## [What to do]
All lines of the material that contain "screenshot" must be copied out.

=-=-=-=-=

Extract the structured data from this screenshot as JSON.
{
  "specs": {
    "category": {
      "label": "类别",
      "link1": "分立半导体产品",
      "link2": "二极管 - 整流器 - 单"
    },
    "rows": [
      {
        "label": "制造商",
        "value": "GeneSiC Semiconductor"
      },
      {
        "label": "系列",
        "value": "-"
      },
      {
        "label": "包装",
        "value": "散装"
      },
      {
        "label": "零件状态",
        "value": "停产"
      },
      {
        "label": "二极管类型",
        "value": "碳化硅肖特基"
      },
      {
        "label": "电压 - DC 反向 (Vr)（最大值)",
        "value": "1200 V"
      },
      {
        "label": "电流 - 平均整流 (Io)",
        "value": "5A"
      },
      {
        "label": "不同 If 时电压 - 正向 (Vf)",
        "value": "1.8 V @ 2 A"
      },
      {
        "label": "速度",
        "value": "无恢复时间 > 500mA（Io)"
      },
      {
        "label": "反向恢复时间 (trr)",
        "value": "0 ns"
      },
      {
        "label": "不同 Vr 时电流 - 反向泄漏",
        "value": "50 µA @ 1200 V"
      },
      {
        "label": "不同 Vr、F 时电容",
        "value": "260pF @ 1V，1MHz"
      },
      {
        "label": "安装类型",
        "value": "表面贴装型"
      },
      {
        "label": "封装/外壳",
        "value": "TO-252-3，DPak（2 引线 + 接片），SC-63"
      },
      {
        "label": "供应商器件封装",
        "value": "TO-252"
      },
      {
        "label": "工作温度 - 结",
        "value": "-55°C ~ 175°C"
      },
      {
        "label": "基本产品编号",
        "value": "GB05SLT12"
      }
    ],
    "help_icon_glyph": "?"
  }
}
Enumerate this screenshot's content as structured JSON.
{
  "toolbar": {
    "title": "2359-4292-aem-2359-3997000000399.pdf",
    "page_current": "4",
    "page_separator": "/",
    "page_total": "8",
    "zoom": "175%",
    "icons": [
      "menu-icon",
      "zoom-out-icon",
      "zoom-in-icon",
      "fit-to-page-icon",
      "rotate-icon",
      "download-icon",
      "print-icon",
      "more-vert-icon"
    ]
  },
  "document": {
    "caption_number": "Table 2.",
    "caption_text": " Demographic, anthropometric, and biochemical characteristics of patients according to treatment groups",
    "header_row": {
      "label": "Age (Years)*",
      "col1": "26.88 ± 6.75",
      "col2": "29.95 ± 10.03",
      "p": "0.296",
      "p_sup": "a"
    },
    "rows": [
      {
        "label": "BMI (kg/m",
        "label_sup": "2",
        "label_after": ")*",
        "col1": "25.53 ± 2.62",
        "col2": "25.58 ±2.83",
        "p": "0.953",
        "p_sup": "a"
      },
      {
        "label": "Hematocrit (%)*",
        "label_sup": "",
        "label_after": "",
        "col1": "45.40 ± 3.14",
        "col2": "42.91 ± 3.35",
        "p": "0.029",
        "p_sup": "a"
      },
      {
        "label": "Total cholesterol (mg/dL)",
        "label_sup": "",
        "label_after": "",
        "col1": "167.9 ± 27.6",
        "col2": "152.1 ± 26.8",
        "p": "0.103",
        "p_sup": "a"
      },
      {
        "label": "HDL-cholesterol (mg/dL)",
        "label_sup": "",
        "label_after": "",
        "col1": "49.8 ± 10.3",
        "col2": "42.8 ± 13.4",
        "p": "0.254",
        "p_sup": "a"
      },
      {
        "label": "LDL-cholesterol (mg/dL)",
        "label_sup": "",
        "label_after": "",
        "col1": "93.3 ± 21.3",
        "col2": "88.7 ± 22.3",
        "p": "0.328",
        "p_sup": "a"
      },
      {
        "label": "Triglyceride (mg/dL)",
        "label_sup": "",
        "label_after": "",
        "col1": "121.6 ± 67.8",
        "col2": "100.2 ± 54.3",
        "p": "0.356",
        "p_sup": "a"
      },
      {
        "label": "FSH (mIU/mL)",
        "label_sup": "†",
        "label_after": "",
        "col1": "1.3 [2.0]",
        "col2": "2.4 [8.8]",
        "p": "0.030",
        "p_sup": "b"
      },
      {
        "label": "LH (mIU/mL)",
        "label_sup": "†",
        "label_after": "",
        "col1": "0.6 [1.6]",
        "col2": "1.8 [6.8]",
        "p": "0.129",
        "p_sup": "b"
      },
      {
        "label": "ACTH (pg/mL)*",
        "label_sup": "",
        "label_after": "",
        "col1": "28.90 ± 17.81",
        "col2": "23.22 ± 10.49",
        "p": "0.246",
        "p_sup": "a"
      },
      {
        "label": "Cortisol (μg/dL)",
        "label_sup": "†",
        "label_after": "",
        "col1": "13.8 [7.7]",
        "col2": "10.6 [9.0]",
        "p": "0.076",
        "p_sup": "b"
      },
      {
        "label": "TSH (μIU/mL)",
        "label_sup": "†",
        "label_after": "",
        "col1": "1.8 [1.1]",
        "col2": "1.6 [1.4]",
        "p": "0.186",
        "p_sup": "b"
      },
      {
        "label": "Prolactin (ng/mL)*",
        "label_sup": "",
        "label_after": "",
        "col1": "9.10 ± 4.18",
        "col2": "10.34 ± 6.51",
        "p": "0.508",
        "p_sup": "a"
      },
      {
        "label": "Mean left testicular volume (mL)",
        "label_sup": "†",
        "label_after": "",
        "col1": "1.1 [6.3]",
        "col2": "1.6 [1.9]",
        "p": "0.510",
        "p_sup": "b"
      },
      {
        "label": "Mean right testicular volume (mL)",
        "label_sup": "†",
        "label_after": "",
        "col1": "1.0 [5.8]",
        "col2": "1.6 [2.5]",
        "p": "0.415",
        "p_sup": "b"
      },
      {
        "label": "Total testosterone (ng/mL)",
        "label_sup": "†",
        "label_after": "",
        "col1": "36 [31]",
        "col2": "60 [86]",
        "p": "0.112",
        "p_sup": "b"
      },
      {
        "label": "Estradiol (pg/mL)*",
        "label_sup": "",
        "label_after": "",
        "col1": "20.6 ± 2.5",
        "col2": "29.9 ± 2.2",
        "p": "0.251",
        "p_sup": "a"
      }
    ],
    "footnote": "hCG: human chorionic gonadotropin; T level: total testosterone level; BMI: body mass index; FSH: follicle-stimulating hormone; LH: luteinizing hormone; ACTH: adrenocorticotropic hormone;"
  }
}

=-=-=-=-=

## [Result of this exercise]
Extract the structured data from this screenshot as JSON.
Enumerate this screenshot's content as structured JSON.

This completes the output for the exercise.